## START Extracted data
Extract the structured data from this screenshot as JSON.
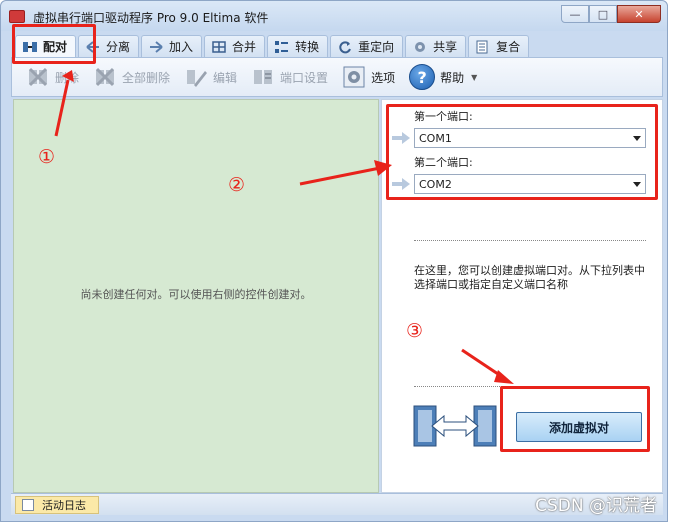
{
  "window": {
    "title": "虚拟串行端口驱动程序 Pro 9.0 Eltima 软件",
    "controls": {
      "minimize": "—",
      "maximize": "□",
      "close": "✕"
    }
  },
  "tabs": [
    {
      "label": "配对",
      "icon": "pair-icon",
      "active": true
    },
    {
      "label": "分离",
      "icon": "split-icon"
    },
    {
      "label": "加入",
      "icon": "join-icon"
    },
    {
      "label": "合并",
      "icon": "merge-icon"
    },
    {
      "label": "转换",
      "icon": "convert-icon"
    },
    {
      "label": "重定向",
      "icon": "redirect-icon"
    },
    {
      "label": "共享",
      "icon": "share-icon"
    },
    {
      "label": "复合",
      "icon": "composite-icon"
    }
  ],
  "toolbar": {
    "delete": "删除",
    "delete_all": "全部删除",
    "edit": "编辑",
    "port_settings": "端口设置",
    "options": "选项",
    "help": "帮助"
  },
  "left_pane": {
    "empty_message": "尚未创建任何对。可以使用右侧的控件创建对。"
  },
  "right_pane": {
    "first_port_label": "第一个端口:",
    "first_port_value": "COM1",
    "second_port_label": "第二个端口:",
    "second_port_value": "COM2",
    "description": "在这里，您可以创建虚拟端口对。从下拉列表中选择端口或指定自定义端口名称",
    "add_button": "添加虚拟对"
  },
  "status_bar": {
    "log_tab": "活动日志"
  },
  "annotations": [
    "①",
    "②",
    "③"
  ],
  "watermark": "CSDN @识荒者",
  "colors": {
    "annotation": "#e8231b",
    "left_pane_bg": "#d6e9d2",
    "chrome": "#c9daf0"
  }
}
## END Extracted data
* _Problem statement_: Without including any picture, retype the entries exactly.

* _Result below_:
Extract the structured data from this screenshot as JSON.
{
  "window": {
    "title": "虚拟串行端口驱动程序 Pro 9.0 Eltima 软件",
    "controls": {
      "minimize": "—",
      "maximize": "□",
      "close": "✕"
    }
  },
  "tabs": [
    {
      "label": "配对",
      "icon": "pair-icon",
      "active": true
    },
    {
      "label": "分离",
      "icon": "split-icon"
    },
    {
      "label": "加入",
      "icon": "join-icon"
    },
    {
      "label": "合并",
      "icon": "merge-icon"
    },
    {
      "label": "转换",
      "icon": "convert-icon"
    },
    {
      "label": "重定向",
      "icon": "redirect-icon"
    },
    {
      "label": "共享",
      "icon": "share-icon"
    },
    {
      "label": "复合",
      "icon": "composite-icon"
    }
  ],
  "toolbar": {
    "delete": "删除",
    "delete_all": "全部删除",
    "edit": "编辑",
    "port_settings": "端口设置",
    "options": "选项",
    "help": "帮助"
  },
  "left_pane": {
    "empty_message": "尚未创建任何对。可以使用右侧的控件创建对。"
  },
  "right_pane": {
    "first_port_label": "第一个端口:",
    "first_port_value": "COM1",
    "second_port_label": "第二个端口:",
    "second_port_value": "COM2",
    "description": "在这里，您可以创建虚拟端口对。从下拉列表中选择端口或指定自定义端口名称",
    "add_button": "添加虚拟对"
  },
  "status_bar": {
    "log_tab": "活动日志"
  },
  "annotations": [
    "①",
    "②",
    "③"
  ],
  "watermark": "CSDN @识荒者",
  "colors": {
    "annotation": "#e8231b",
    "left_pane_bg": "#d6e9d2",
    "chrome": "#c9daf0"
  }
}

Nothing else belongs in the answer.